## PROBLEM REQUIREMENTS
Quote the listing below in its entirety, omitting every image.

## STORED DATA
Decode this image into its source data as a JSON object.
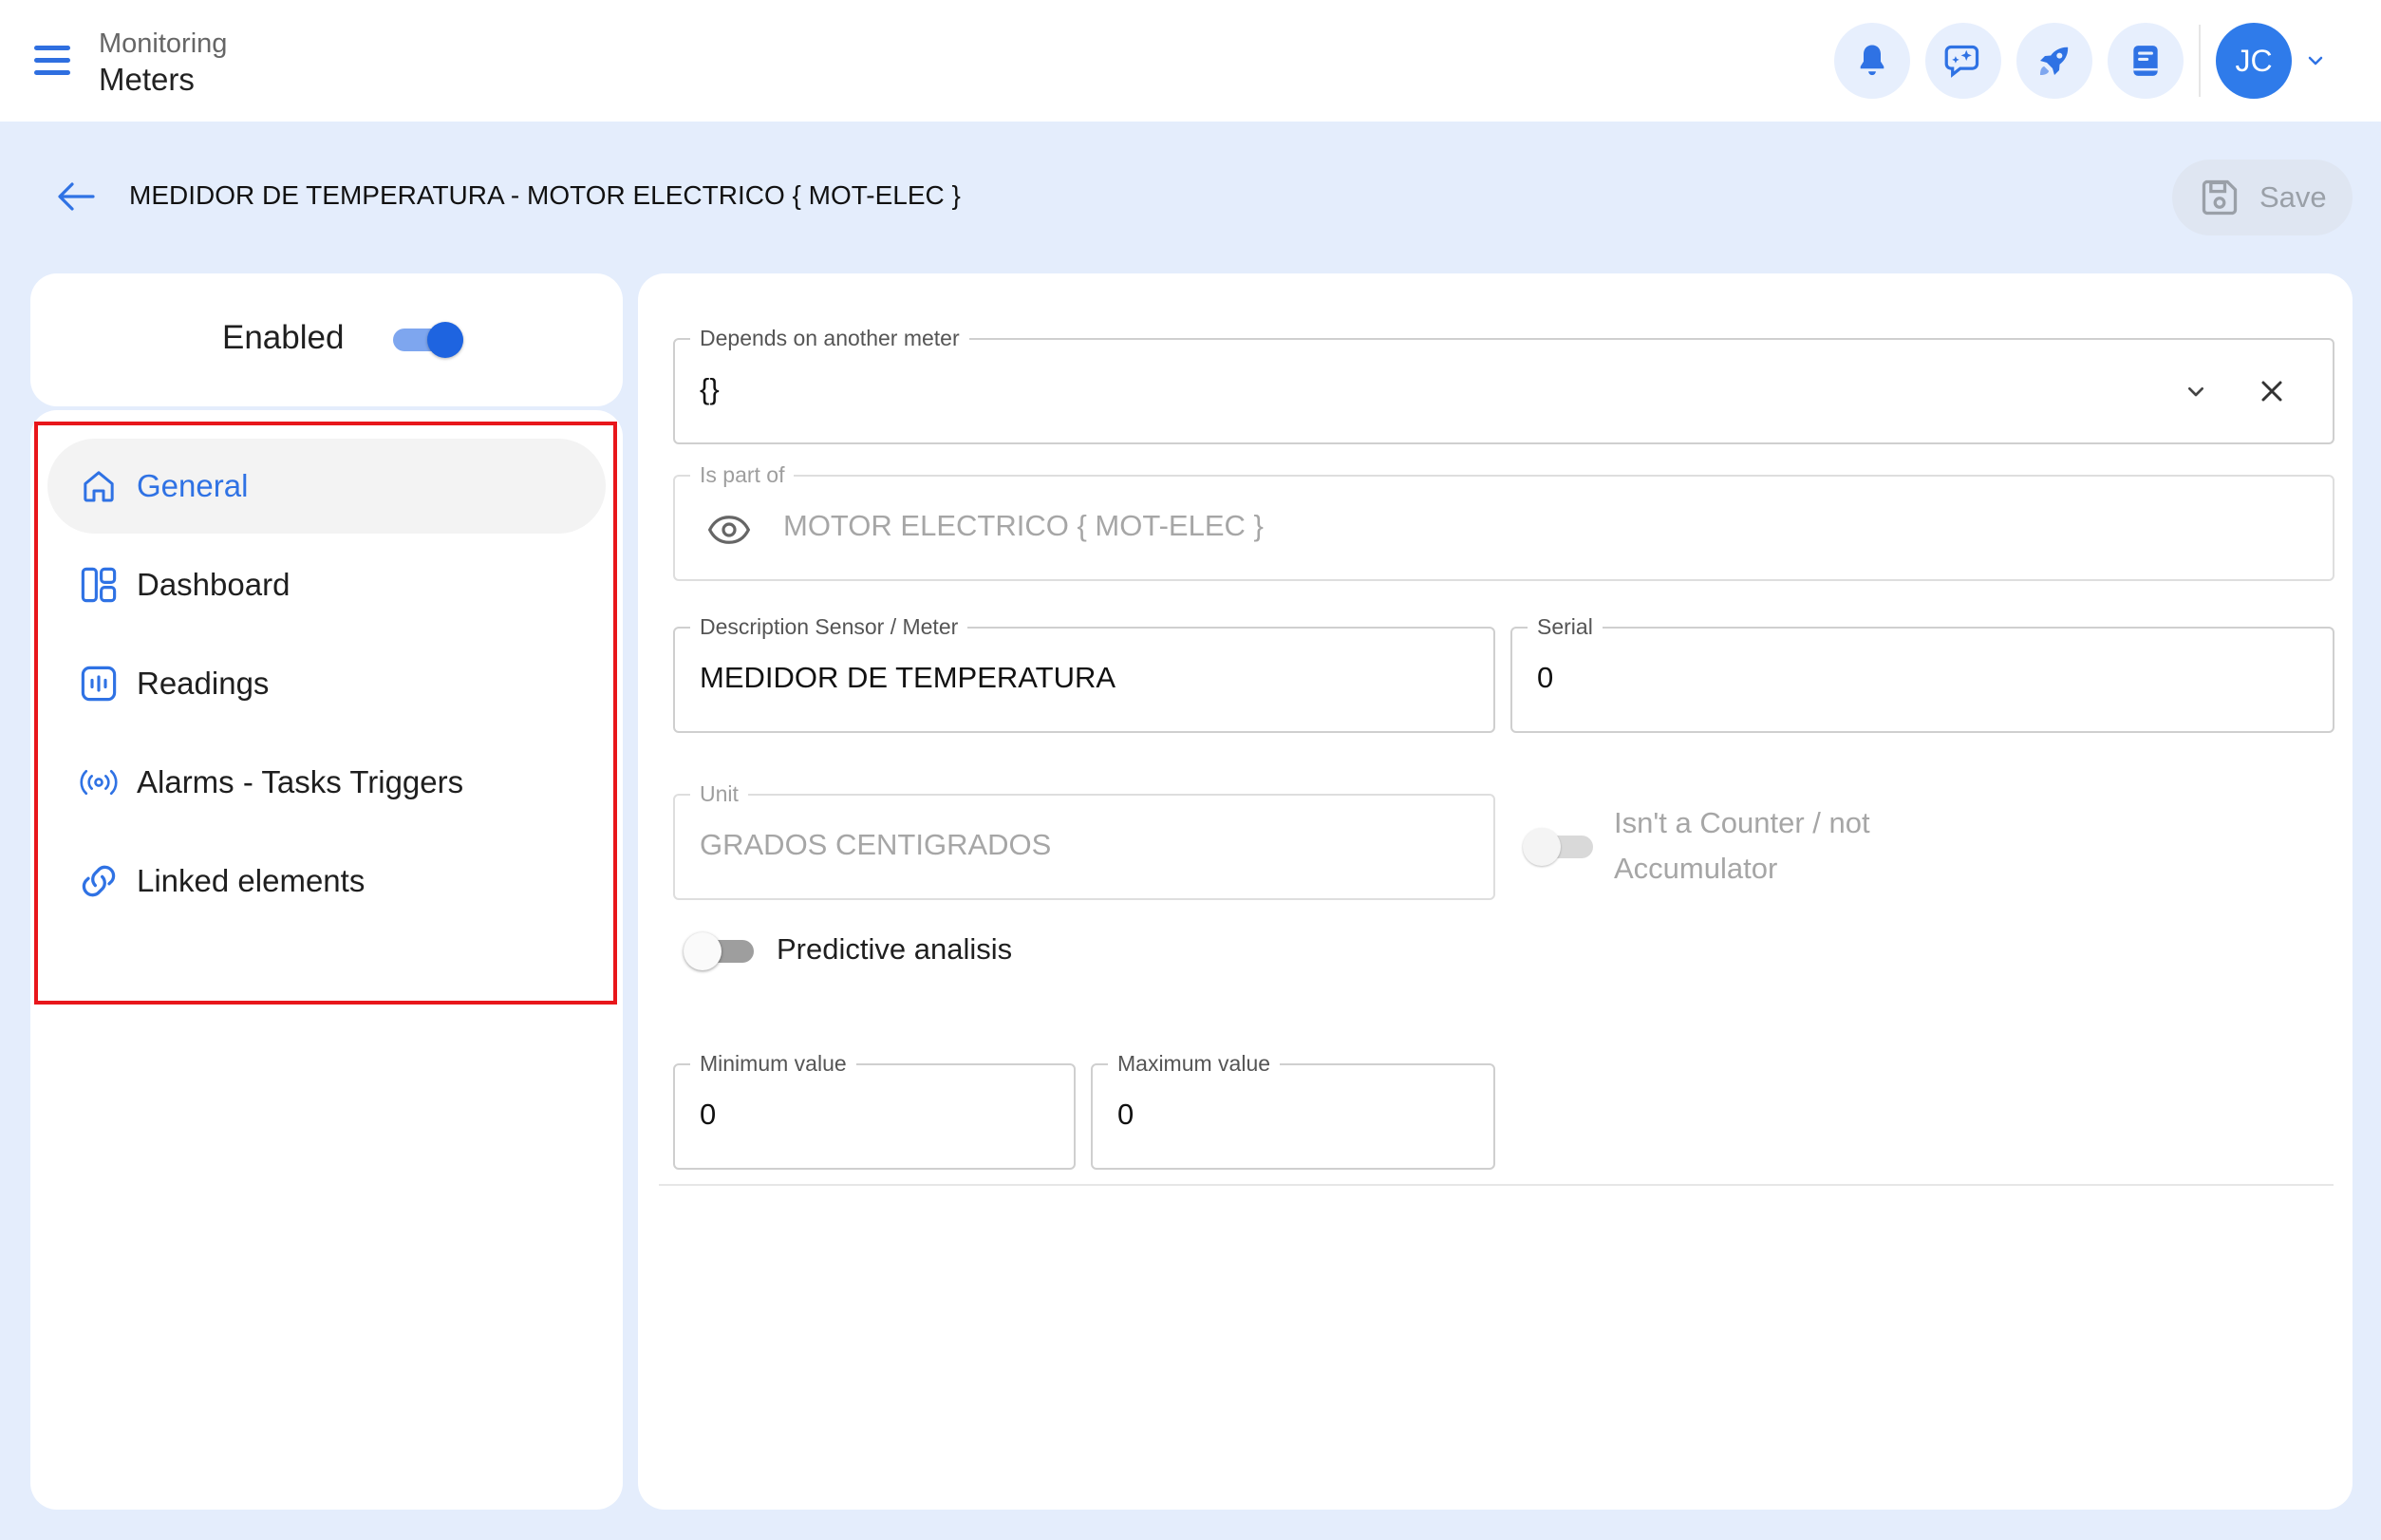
{
  "topbar": {
    "breadcrumb_parent": "Monitoring",
    "breadcrumb_current": "Meters",
    "actions": [
      "bell-icon",
      "chat-sparkle-icon",
      "rocket-icon",
      "book-icon"
    ],
    "user_initials": "JC"
  },
  "header": {
    "title": "MEDIDOR DE TEMPERATURA - MOTOR ELECTRICO { MOT-ELEC }",
    "save_label": "Save"
  },
  "status": {
    "enabled_label": "Enabled",
    "enabled": true
  },
  "nav": {
    "items": [
      {
        "label": "General",
        "icon": "home-icon",
        "active": true
      },
      {
        "label": "Dashboard",
        "icon": "dashboard-icon",
        "active": false
      },
      {
        "label": "Readings",
        "icon": "readings-icon",
        "active": false
      },
      {
        "label": "Alarms - Tasks Triggers",
        "icon": "broadcast-icon",
        "active": false
      },
      {
        "label": "Linked elements",
        "icon": "link-icon",
        "active": false
      }
    ]
  },
  "form": {
    "depends_on": {
      "label": "Depends on another meter",
      "value": "{}"
    },
    "part_of": {
      "label": "Is part of",
      "value": "MOTOR ELECTRICO { MOT-ELEC }"
    },
    "description": {
      "label": "Description Sensor / Meter",
      "value": "MEDIDOR DE TEMPERATURA"
    },
    "serial": {
      "label": "Serial",
      "value": "0"
    },
    "unit": {
      "label": "Unit",
      "value": "GRADOS CENTIGRADOS"
    },
    "not_counter": {
      "label_line1": "Isn't a Counter / not",
      "label_line2": "Accumulator",
      "enabled": false
    },
    "predictive": {
      "label": "Predictive analisis",
      "enabled": false
    },
    "min_value": {
      "label": "Minimum value",
      "value": "0"
    },
    "max_value": {
      "label": "Maximum value",
      "value": "0"
    }
  },
  "colors": {
    "accent": "#2f72e4",
    "background": "#e4edfc",
    "highlight_border": "#e8161b"
  }
}
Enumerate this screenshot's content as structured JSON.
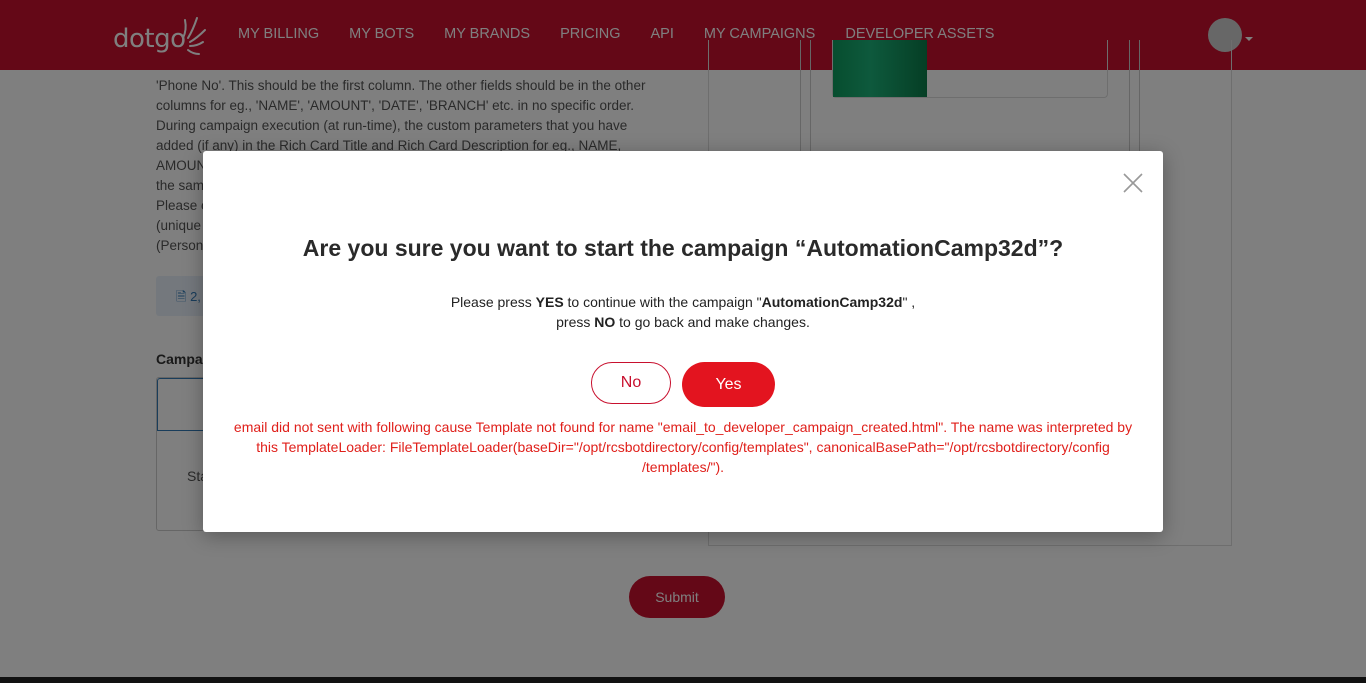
{
  "nav": {
    "logo_text": "dotgo",
    "links": [
      "MY BILLING",
      "MY BOTS",
      "MY BRANDS",
      "PRICING",
      "API",
      "MY CAMPAIGNS",
      "DEVELOPER ASSETS"
    ]
  },
  "background": {
    "instructions": [
      "'Phone No'. This should be the first column. The other fields should be in the other",
      "columns for eg., 'NAME', 'AMOUNT', 'DATE', 'BRANCH' etc. in no specific order.",
      "During campaign execution (at run-time), the custom parameters that you have",
      "added (if any) in the Rich Card Title and Rich Card Description for eg., NAME,",
      "AMOUN",
      "the sam",
      "Please e",
      "(unique",
      " (Person"
    ],
    "file_chip": "2,",
    "campaign_label": "Campa",
    "campaign_start": "Sta",
    "submit_label": "Submit"
  },
  "modal": {
    "title": "Are you sure you want to start the campaign “AutomationCamp32d”?",
    "body_line1_prefix": "Please press ",
    "body_yes": "YES",
    "body_line1_mid": " to continue with the campaign \"",
    "campaign_name": "AutomationCamp32d",
    "body_line1_suffix": "\" ,",
    "body_line2_prefix": "press ",
    "body_no": "NO",
    "body_line2_suffix": " to go back and make changes.",
    "no_label": "No",
    "yes_label": "Yes",
    "error_line1": "email did not sent with following cause Template not found for name \"email_to_developer_campaign_created.html\". The name was interpreted by",
    "error_line2": "this TemplateLoader: FileTemplateLoader(baseDir=\"/opt/rcsbotdirectory/config/templates\", canonicalBasePath=\"/opt/rcsbotdirectory/config",
    "error_line3": "/templates/\")."
  },
  "colors": {
    "brand_red": "#c8102e",
    "error_red": "#e0201b"
  }
}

## ANSWER TO THIS EXERCISE
Decode this image into its source data as a JSON object.
{
  "topbar": {
    "breadcrumb_parent": "Monitoring",
    "breadcrumb_current": "Meters",
    "actions": [
      "bell-icon",
      "chat-sparkle-icon",
      "rocket-icon",
      "book-icon"
    ],
    "user_initials": "JC"
  },
  "header": {
    "title": "MEDIDOR DE TEMPERATURA - MOTOR ELECTRICO { MOT-ELEC }",
    "save_label": "Save"
  },
  "status": {
    "enabled_label": "Enabled",
    "enabled": true
  },
  "nav": {
    "items": [
      {
        "label": "General",
        "icon": "home-icon",
        "active": true
      },
      {
        "label": "Dashboard",
        "icon": "dashboard-icon",
        "active": false
      },
      {
        "label": "Readings",
        "icon": "readings-icon",
        "active": false
      },
      {
        "label": "Alarms - Tasks Triggers",
        "icon": "broadcast-icon",
        "active": false
      },
      {
        "label": "Linked elements",
        "icon": "link-icon",
        "active": false
      }
    ]
  },
  "form": {
    "depends_on": {
      "label": "Depends on another meter",
      "value": "{}"
    },
    "part_of": {
      "label": "Is part of",
      "value": "MOTOR ELECTRICO { MOT-ELEC }"
    },
    "description": {
      "label": "Description Sensor / Meter",
      "value": "MEDIDOR DE TEMPERATURA"
    },
    "serial": {
      "label": "Serial",
      "value": "0"
    },
    "unit": {
      "label": "Unit",
      "value": "GRADOS CENTIGRADOS"
    },
    "not_counter": {
      "label_line1": "Isn't a Counter / not",
      "label_line2": "Accumulator",
      "enabled": false
    },
    "predictive": {
      "label": "Predictive analisis",
      "enabled": false
    },
    "min_value": {
      "label": "Minimum value",
      "value": "0"
    },
    "max_value": {
      "label": "Maximum value",
      "value": "0"
    }
  },
  "colors": {
    "accent": "#2f72e4",
    "background": "#e4edfc",
    "highlight_border": "#e8161b"
  }
}
Enumerate this screenshot's content as structured JSON.
{
  "nav": {
    "logo_text": "dotgo",
    "links": [
      "MY BILLING",
      "MY BOTS",
      "MY BRANDS",
      "PRICING",
      "API",
      "MY CAMPAIGNS",
      "DEVELOPER ASSETS"
    ]
  },
  "background": {
    "instructions": [
      "'Phone No'. This should be the first column. The other fields should be in the other",
      "columns for eg., 'NAME', 'AMOUNT', 'DATE', 'BRANCH' etc. in no specific order.",
      "During campaign execution (at run-time), the custom parameters that you have",
      "added (if any) in the Rich Card Title and Rich Card Description for eg., NAME,",
      "AMOUN",
      "the sam",
      "Please e",
      "(unique",
      " (Person"
    ],
    "file_chip": "2,",
    "campaign_label": "Campa",
    "campaign_start": "Sta",
    "submit_label": "Submit"
  },
  "modal": {
    "title": "Are you sure you want to start the campaign “AutomationCamp32d”?",
    "body_line1_prefix": "Please press ",
    "body_yes": "YES",
    "body_line1_mid": " to continue with the campaign \"",
    "campaign_name": "AutomationCamp32d",
    "body_line1_suffix": "\" ,",
    "body_line2_prefix": "press ",
    "body_no": "NO",
    "body_line2_suffix": " to go back and make changes.",
    "no_label": "No",
    "yes_label": "Yes",
    "error_line1": "email did not sent with following cause Template not found for name \"email_to_developer_campaign_created.html\". The name was interpreted by",
    "error_line2": "this TemplateLoader: FileTemplateLoader(baseDir=\"/opt/rcsbotdirectory/config/templates\", canonicalBasePath=\"/opt/rcsbotdirectory/config",
    "error_line3": "/templates/\")."
  },
  "colors": {
    "brand_red": "#c8102e",
    "error_red": "#e0201b"
  }
}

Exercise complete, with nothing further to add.